## Data excerpts
** Begin **
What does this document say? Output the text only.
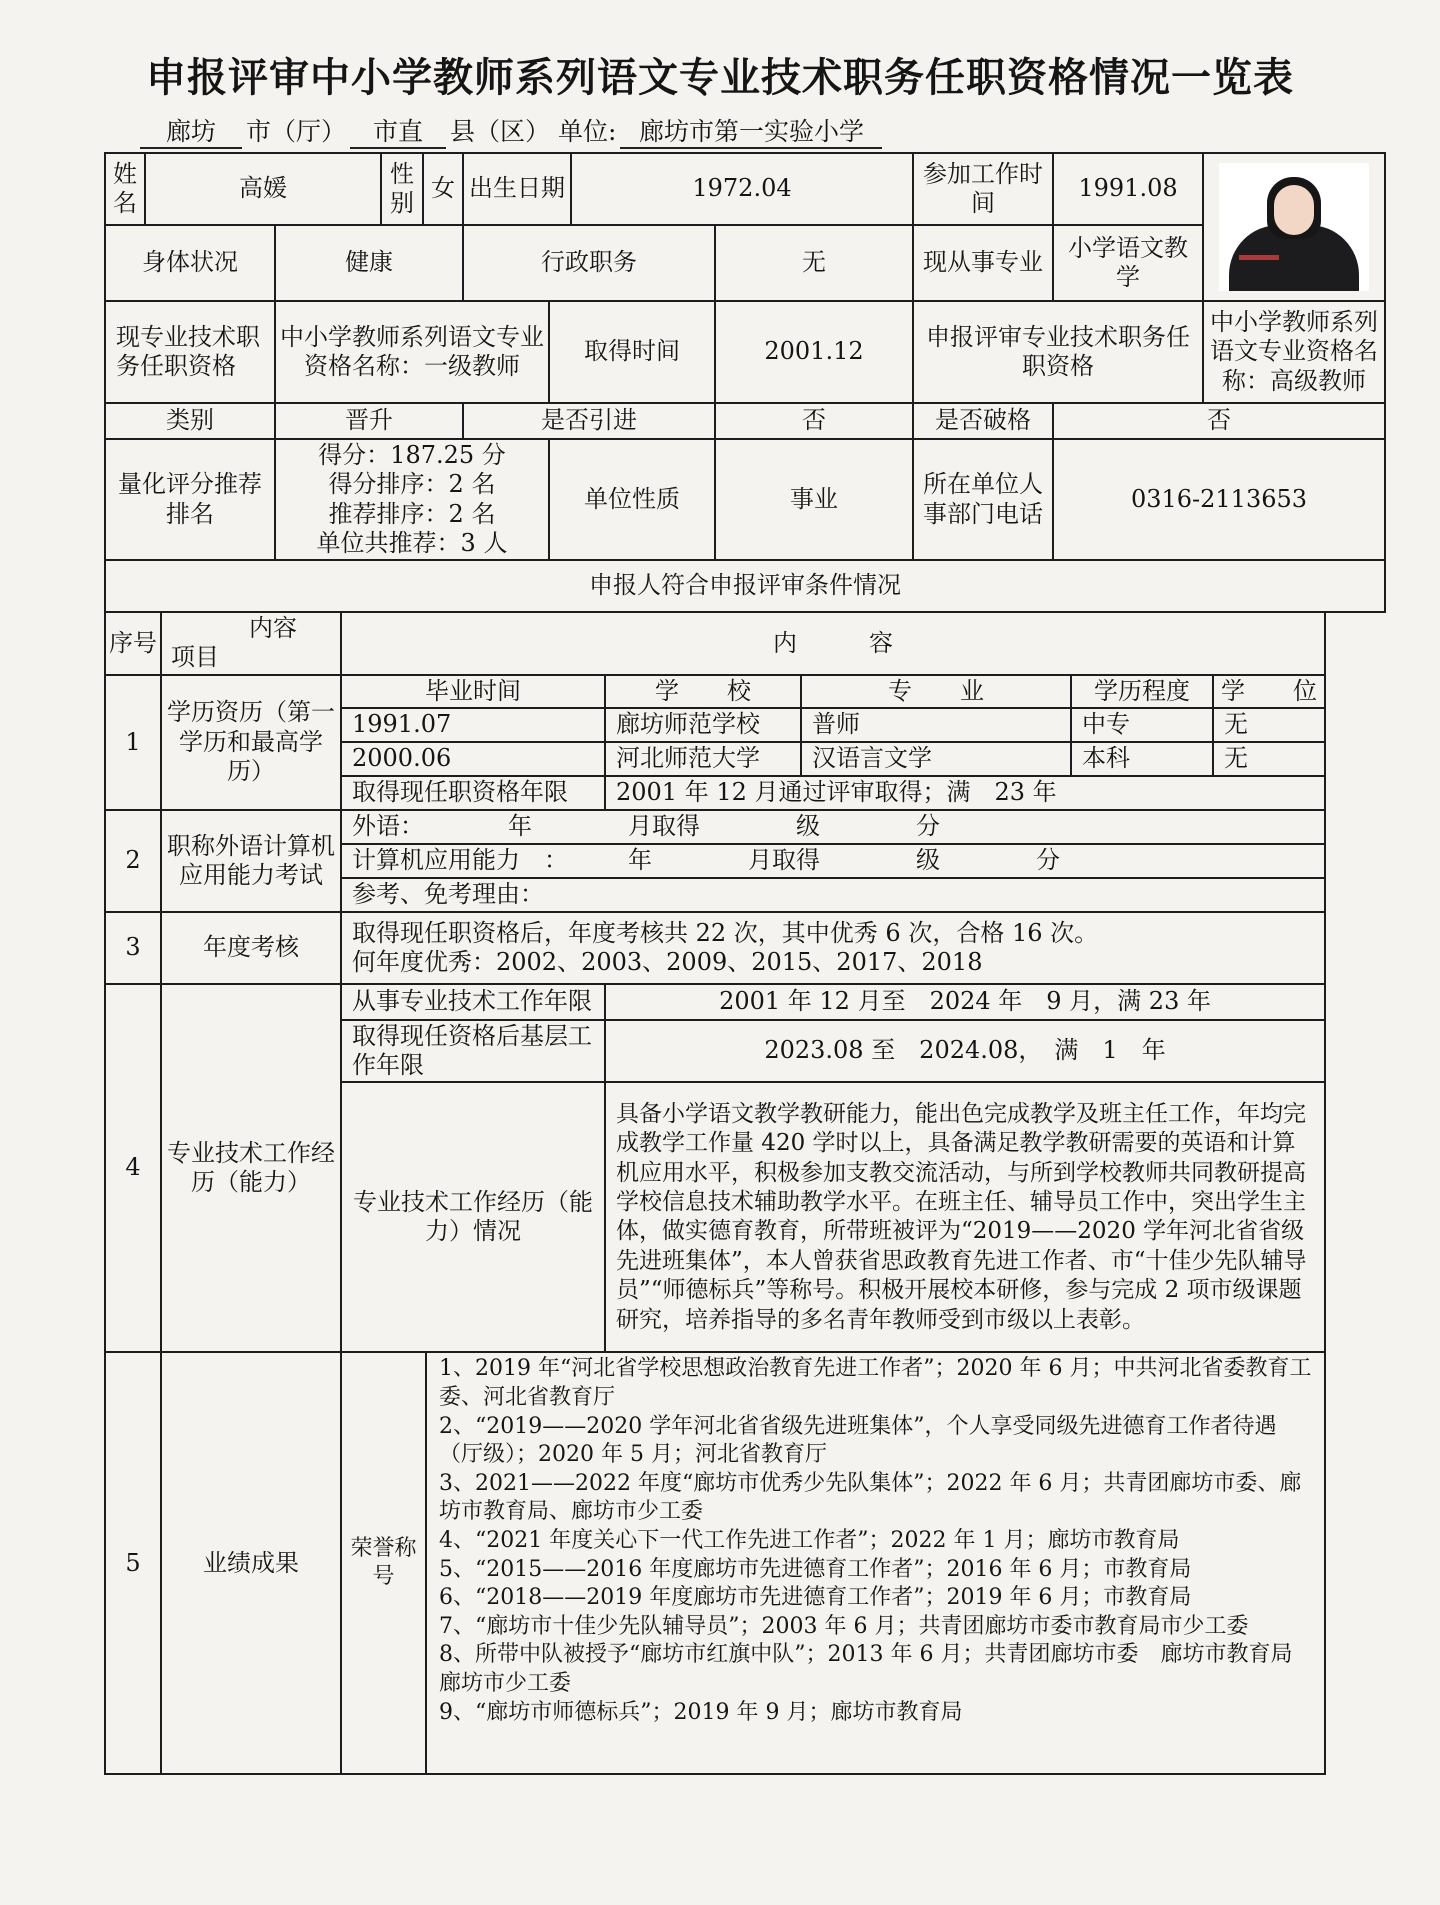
申报评审中小学教师系列语文专业技术职务任职资格情况一览表
廊坊 市（厅） 市直 县（区） 单位: 廊坊市第一实验小学
姓名	高媛		性别	女	出生日期		1972.04		参加工作时间	1991.08	

身体状况		健康			行政职务			无	现从事专业	小学语文教学	
现专业技术职务任职资格		中小学教师系列语文专业资格名称：一级教师				取得时间		2001.12	申报评审专业技术职务任职资格		中小学教师系列语文专业资格名称：高级教师
类别		晋升			是否引进			否	是否破格	否	
量化评分推荐排名		得分：187.25 分
得分排序：2 名
推荐排序：2 名
单位共推荐：3 人				单位性质		事业	所在单位人事部门电话	0316-2113653	
申报人符合申报评审条件情况											
序号	
内容
项目
	内　　　容
1	学历资历（第一学历和最高学历）	毕业时间	学　　校	专　　业	学历程度	学　　位
1991.07	廊坊师范学校	普师	中专	无
2000.06	河北师范大学	汉语言文学	本科	无
取得现任职资格年限	2001 年 12 月通过评审取得；满　23 年
2	职称外语计算机应用能力考试	外语：　　　　年　　　　月取得　　　　级　　　　分
计算机应用能力　：　　　年　　　　月取得　　　　级　　　　分
参考、免考理由：
3	年度考核	
取得现任职资格后，年度考核共 22 次，其中优秀 6 次，合格 16 次。
何年度优秀：2002、2003、2009、2015、2017、2018

4	专业技术工作经历（能力）	从事专业技术工作年限	2001 年 12 月至　2024 年　9 月，满 23 年
取得现任资格后基层工作年限	2023.08 至　2024.08，　满　1　年
专业技术工作经历（能力）情况	具备小学语文教学教研能力，能出色完成教学及班主任工作，年均完成教学工作量 420 学时以上，具备满足教学教研需要的英语和计算机应用水平，积极参加支教交流活动，与所到学校教师共同教研提高学校信息技术辅助教学水平。在班主任、辅导员工作中，突出学生主体，做实德育教育，所带班被评为“2019——2020 学年河北省省级先进班集体”，本人曾获省思政教育先进工作者、市“十佳少先队辅导员”“师德标兵”等称号。积极开展校本研修，参与完成 2 项市级课题研究，培养指导的多名青年教师受到市级以上表彰。
5	业绩成果	
荣誉称号	
1、2019 年“河北省学校思想政治教育先进工作者”；2020 年 6 月；中共河北省委教育工委、河北省教育厅
2、“2019——2020 学年河北省省级先进班集体”，个人享受同级先进德育工作者待遇（厅级）；2020 年 5 月；河北省教育厅
3、2021——2022 年度“廊坊市优秀少先队集体”；2022 年 6 月；共青团廊坊市委、廊坊市教育局、廊坊市少工委
4、“2021 年度关心下一代工作先进工作者”；2022 年 1 月；廊坊市教育局
5、“2015——2016 年度廊坊市先进德育工作者”；2016 年 6 月；市教育局
6、“2018——2019 年度廊坊市先进德育工作者”；2019 年 6 月；市教育局
7、“廊坊市十佳少先队辅导员”；2003 年 6 月；共青团廊坊市委市教育局市少工委
8、所带中队被授予“廊坊市红旗中队”；2013 年 6 月；共青团廊坊市委　廊坊市教育局　廊坊市少工委
9、“廊坊市师德标兵”；2019 年 9 月；廊坊市教育局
** End **
## What is being asked
Without the pictures, write out every entry precisely as it appears.

## Solution to this problem
What does this document say? Output the text only.
申报评审中小学教师系列语文专业技术职务任职资格情况一览表
廊坊 市（厅） 市直 县（区） 单位: 廊坊市第一实验小学
姓名	高媛		性别	女	出生日期		1972.04		参加工作时间	1991.08	

身体状况		健康			行政职务			无	现从事专业	小学语文教学	
现专业技术职务任职资格		中小学教师系列语文专业资格名称：一级教师				取得时间		2001.12	申报评审专业技术职务任职资格		中小学教师系列语文专业资格名称：高级教师
类别		晋升			是否引进			否	是否破格	否	
量化评分推荐排名		得分：187.25 分
得分排序：2 名
推荐排序：2 名
单位共推荐：3 人				单位性质		事业	所在单位人事部门电话	0316-2113653	
申报人符合申报评审条件情况											
序号	
内容
项目
	内　　　容
1	学历资历（第一学历和最高学历）	毕业时间	学　　校	专　　业	学历程度	学　　位
1991.07	廊坊师范学校	普师	中专	无
2000.06	河北师范大学	汉语言文学	本科	无
取得现任职资格年限	2001 年 12 月通过评审取得；满　23 年
2	职称外语计算机应用能力考试	外语：　　　　年　　　　月取得　　　　级　　　　分
计算机应用能力　：　　　年　　　　月取得　　　　级　　　　分
参考、免考理由：
3	年度考核	
取得现任职资格后，年度考核共 22 次，其中优秀 6 次，合格 16 次。
何年度优秀：2002、2003、2009、2015、2017、2018

4	专业技术工作经历（能力）	从事专业技术工作年限	2001 年 12 月至　2024 年　9 月，满 23 年
取得现任资格后基层工作年限	2023.08 至　2024.08，　满　1　年
专业技术工作经历（能力）情况	具备小学语文教学教研能力，能出色完成教学及班主任工作，年均完成教学工作量 420 学时以上，具备满足教学教研需要的英语和计算机应用水平，积极参加支教交流活动，与所到学校教师共同教研提高学校信息技术辅助教学水平。在班主任、辅导员工作中，突出学生主体，做实德育教育，所带班被评为“2019——2020 学年河北省省级先进班集体”，本人曾获省思政教育先进工作者、市“十佳少先队辅导员”“师德标兵”等称号。积极开展校本研修，参与完成 2 项市级课题研究，培养指导的多名青年教师受到市级以上表彰。
5	业绩成果	
荣誉称号	
1、2019 年“河北省学校思想政治教育先进工作者”；2020 年 6 月；中共河北省委教育工委、河北省教育厅
2、“2019——2020 学年河北省省级先进班集体”，个人享受同级先进德育工作者待遇（厅级）；2020 年 5 月；河北省教育厅
3、2021——2022 年度“廊坊市优秀少先队集体”；2022 年 6 月；共青团廊坊市委、廊坊市教育局、廊坊市少工委
4、“2021 年度关心下一代工作先进工作者”；2022 年 1 月；廊坊市教育局
5、“2015——2016 年度廊坊市先进德育工作者”；2016 年 6 月；市教育局
6、“2018——2019 年度廊坊市先进德育工作者”；2019 年 6 月；市教育局
7、“廊坊市十佳少先队辅导员”；2003 年 6 月；共青团廊坊市委市教育局市少工委
8、所带中队被授予“廊坊市红旗中队”；2013 年 6 月；共青团廊坊市委　廊坊市教育局　廊坊市少工委
9、“廊坊市师德标兵”；2019 年 9 月；廊坊市教育局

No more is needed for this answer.